(Rows from a figure dataset)
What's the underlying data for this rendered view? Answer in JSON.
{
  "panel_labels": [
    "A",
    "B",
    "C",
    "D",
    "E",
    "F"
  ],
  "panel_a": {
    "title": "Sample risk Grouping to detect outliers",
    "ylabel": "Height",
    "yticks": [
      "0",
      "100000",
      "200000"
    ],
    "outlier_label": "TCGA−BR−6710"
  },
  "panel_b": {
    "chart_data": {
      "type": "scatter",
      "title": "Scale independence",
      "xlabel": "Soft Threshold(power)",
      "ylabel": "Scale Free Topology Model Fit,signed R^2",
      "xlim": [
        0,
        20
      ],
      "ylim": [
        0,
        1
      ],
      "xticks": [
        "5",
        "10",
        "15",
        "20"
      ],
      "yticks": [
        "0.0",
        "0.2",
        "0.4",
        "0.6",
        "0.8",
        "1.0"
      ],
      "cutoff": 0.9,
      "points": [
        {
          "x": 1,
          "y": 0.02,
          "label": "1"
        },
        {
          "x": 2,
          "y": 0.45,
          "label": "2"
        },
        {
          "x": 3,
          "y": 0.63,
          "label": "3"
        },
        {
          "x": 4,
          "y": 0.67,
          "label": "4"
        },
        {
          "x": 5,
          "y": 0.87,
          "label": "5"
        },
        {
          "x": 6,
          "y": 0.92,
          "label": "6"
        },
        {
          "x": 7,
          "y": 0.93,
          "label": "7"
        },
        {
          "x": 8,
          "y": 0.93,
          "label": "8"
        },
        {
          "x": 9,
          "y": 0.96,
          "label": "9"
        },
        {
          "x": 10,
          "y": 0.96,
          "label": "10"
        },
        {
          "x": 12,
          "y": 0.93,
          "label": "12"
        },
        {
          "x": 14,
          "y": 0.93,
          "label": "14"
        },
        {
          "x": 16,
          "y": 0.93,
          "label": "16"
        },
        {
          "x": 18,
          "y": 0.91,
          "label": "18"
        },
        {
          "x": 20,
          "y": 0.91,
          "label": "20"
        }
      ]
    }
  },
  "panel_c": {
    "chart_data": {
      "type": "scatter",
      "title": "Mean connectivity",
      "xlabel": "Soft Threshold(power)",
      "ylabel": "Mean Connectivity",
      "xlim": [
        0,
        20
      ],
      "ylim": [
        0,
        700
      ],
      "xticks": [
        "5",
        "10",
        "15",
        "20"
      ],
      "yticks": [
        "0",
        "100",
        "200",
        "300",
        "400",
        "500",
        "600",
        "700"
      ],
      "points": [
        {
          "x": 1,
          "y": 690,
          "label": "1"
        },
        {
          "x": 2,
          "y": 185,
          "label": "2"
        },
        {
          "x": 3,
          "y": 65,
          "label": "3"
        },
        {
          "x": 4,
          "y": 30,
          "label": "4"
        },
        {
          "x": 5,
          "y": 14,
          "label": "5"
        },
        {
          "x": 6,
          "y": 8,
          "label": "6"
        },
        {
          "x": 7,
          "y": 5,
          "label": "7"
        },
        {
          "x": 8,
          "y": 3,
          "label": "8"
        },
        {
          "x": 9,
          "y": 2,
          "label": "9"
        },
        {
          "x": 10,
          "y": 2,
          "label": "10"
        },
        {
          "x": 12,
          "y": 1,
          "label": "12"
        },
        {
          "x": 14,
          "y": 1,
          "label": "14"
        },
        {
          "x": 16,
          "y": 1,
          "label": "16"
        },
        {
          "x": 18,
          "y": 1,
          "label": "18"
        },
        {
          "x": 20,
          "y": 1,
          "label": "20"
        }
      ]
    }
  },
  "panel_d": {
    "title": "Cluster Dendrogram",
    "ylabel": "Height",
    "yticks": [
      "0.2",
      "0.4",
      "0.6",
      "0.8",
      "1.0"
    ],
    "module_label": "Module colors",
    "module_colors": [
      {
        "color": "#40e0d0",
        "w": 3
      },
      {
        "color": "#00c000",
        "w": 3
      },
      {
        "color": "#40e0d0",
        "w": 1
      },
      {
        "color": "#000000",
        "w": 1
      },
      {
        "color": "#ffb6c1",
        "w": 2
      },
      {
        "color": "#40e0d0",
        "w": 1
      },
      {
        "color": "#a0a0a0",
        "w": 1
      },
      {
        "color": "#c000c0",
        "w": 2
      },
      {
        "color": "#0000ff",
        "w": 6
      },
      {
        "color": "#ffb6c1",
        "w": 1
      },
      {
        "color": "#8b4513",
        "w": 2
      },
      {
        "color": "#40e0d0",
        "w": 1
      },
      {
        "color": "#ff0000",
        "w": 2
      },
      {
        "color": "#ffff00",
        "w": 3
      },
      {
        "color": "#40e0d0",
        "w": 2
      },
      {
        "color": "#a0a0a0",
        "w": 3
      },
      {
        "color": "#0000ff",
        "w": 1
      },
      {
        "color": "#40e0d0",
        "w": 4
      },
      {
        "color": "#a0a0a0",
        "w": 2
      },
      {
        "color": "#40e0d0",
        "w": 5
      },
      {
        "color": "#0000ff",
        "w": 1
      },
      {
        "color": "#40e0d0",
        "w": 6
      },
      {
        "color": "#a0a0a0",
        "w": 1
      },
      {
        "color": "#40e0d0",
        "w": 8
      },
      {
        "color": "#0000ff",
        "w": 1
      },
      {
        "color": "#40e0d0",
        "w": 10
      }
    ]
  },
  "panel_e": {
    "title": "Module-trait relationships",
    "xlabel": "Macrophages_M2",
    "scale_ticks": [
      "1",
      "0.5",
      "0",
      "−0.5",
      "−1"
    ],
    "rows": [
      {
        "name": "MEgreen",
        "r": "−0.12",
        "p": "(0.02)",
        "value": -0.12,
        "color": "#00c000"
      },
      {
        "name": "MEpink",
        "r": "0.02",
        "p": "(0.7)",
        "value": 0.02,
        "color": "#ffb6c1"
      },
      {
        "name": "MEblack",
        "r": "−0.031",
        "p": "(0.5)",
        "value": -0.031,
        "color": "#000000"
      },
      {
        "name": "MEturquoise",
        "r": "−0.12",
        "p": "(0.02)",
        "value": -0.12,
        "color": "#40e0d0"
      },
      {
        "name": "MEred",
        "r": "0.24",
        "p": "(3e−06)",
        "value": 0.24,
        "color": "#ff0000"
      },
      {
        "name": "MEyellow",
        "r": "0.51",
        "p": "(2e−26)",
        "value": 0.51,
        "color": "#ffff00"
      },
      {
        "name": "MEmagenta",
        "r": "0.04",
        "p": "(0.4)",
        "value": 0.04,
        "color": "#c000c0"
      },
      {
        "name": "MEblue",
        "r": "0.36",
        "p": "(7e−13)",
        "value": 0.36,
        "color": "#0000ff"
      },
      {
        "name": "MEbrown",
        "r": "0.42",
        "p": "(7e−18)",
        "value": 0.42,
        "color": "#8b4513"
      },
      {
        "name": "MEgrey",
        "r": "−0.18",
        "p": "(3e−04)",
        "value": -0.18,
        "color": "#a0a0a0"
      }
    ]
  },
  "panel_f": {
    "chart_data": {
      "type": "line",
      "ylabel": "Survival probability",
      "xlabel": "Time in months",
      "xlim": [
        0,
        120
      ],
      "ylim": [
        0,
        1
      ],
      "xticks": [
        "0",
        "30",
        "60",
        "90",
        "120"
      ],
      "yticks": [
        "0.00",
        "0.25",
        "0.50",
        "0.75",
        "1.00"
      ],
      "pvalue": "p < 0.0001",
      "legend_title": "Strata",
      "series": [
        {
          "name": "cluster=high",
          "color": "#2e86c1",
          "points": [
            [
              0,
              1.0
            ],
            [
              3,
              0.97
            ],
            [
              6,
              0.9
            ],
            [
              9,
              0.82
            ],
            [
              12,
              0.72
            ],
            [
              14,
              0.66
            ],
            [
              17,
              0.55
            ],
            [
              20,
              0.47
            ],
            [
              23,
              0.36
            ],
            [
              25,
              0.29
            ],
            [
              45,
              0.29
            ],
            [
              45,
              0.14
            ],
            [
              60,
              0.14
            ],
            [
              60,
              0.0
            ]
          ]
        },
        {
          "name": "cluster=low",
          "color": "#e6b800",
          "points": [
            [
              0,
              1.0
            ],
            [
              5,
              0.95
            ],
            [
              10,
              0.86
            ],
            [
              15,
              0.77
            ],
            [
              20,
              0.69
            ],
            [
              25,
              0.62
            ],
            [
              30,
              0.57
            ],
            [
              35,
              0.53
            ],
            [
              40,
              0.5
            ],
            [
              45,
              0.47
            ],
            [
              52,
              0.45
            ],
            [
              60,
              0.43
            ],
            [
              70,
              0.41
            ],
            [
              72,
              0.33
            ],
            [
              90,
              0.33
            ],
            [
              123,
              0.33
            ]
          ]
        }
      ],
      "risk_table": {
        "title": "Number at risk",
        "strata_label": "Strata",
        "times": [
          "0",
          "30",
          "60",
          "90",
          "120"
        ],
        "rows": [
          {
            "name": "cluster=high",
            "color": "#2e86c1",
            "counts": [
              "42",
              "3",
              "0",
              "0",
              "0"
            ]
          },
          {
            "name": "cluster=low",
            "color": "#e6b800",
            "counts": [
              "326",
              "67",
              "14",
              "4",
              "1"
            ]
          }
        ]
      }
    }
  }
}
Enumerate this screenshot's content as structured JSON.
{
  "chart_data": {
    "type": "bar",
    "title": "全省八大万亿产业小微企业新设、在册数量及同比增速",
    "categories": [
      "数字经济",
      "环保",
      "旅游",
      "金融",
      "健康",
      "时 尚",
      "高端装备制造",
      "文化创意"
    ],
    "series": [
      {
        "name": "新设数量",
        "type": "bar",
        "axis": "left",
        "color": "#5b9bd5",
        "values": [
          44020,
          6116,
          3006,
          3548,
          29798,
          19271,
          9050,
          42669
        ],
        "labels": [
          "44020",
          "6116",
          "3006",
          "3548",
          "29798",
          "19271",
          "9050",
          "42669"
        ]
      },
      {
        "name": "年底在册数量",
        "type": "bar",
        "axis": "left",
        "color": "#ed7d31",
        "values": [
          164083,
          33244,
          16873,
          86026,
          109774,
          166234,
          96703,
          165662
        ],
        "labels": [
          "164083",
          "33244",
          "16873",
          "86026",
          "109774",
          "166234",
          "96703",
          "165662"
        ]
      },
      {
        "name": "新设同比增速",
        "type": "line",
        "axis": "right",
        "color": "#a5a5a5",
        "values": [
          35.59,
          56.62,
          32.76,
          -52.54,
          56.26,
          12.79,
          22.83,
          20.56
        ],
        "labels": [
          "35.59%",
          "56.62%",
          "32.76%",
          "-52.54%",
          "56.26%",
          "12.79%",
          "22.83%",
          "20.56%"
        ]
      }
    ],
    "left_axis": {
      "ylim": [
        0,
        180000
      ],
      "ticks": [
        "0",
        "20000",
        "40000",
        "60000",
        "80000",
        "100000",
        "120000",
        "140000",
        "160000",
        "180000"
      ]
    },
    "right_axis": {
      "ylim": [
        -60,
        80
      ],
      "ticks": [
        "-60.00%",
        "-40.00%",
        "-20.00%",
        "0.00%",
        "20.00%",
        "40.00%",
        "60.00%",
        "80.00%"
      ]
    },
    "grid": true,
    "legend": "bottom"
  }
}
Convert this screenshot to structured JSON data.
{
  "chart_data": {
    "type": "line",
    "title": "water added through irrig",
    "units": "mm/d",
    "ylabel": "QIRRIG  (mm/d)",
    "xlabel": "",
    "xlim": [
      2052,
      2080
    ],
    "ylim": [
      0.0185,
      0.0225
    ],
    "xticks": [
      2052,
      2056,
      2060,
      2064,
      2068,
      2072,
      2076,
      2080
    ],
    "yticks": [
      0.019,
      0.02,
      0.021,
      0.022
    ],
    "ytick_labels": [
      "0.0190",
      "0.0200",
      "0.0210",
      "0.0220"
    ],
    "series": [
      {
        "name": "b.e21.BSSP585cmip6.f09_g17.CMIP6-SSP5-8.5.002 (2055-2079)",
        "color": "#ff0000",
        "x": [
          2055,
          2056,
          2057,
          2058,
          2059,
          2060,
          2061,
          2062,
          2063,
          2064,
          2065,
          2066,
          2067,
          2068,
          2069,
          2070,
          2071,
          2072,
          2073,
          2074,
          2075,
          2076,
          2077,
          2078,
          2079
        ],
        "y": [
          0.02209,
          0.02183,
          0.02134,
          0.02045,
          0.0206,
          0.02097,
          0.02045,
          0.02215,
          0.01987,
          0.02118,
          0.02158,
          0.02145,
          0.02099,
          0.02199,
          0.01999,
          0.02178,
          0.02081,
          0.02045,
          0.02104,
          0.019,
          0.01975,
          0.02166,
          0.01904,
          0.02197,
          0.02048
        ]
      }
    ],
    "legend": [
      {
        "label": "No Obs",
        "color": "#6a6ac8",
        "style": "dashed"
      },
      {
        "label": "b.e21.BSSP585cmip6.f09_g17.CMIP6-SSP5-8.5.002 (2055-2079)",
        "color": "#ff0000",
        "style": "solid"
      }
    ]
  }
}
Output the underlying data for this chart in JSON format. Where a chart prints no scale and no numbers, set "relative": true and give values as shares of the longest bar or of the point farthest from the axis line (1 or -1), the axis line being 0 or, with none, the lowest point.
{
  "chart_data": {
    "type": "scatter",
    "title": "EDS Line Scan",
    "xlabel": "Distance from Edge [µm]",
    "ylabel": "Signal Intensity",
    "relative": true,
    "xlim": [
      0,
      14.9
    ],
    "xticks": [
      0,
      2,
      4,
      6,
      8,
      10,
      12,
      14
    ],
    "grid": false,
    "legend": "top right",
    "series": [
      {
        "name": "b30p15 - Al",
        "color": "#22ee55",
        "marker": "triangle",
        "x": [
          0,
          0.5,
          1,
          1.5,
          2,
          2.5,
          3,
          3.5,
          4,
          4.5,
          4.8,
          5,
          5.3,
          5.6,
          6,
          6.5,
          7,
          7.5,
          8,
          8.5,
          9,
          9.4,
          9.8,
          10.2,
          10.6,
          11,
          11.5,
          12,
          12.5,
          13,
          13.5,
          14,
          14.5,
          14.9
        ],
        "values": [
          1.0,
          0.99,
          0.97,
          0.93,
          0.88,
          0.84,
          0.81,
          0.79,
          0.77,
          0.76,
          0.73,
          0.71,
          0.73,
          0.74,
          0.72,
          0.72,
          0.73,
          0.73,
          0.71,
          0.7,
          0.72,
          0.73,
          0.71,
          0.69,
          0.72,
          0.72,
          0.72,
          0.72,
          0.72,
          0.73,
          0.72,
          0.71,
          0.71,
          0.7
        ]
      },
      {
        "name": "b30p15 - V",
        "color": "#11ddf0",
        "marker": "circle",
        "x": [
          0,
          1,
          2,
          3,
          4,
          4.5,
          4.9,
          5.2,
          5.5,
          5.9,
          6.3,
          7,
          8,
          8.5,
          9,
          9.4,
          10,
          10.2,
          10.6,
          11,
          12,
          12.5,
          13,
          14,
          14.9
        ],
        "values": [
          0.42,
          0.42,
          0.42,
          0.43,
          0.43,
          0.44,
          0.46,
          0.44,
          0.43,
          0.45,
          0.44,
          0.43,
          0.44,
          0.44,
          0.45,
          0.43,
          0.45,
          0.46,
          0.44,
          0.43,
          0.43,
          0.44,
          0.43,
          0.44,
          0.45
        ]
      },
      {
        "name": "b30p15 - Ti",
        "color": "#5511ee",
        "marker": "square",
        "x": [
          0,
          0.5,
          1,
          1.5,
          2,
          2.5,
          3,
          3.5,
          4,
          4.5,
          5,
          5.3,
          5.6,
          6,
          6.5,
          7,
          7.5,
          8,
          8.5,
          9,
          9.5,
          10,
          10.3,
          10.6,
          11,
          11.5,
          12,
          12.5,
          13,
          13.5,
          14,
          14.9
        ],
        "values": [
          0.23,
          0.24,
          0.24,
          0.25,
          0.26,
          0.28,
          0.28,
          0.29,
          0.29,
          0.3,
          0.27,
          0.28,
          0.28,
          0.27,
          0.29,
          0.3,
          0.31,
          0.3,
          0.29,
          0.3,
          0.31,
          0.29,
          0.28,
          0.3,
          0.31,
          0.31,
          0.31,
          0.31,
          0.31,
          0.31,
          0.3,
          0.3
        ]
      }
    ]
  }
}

- [Task brief]
Reproduce each line from the records that contains the word "JSON".

- [Solution for this exercise]
What's the underlying data for this rendered view? Answer in JSON.
Enumerate this screenshot's content as structured JSON.
Convert this screenshot to structured JSON data.
Output the underlying data for this chart in JSON format. Where a chart prints no scale and no numbers, set "relative": true and give values as shares of the longest bar or of the point farthest from the axis line (1 or -1), the axis line being 0 or, with none, the lowest point.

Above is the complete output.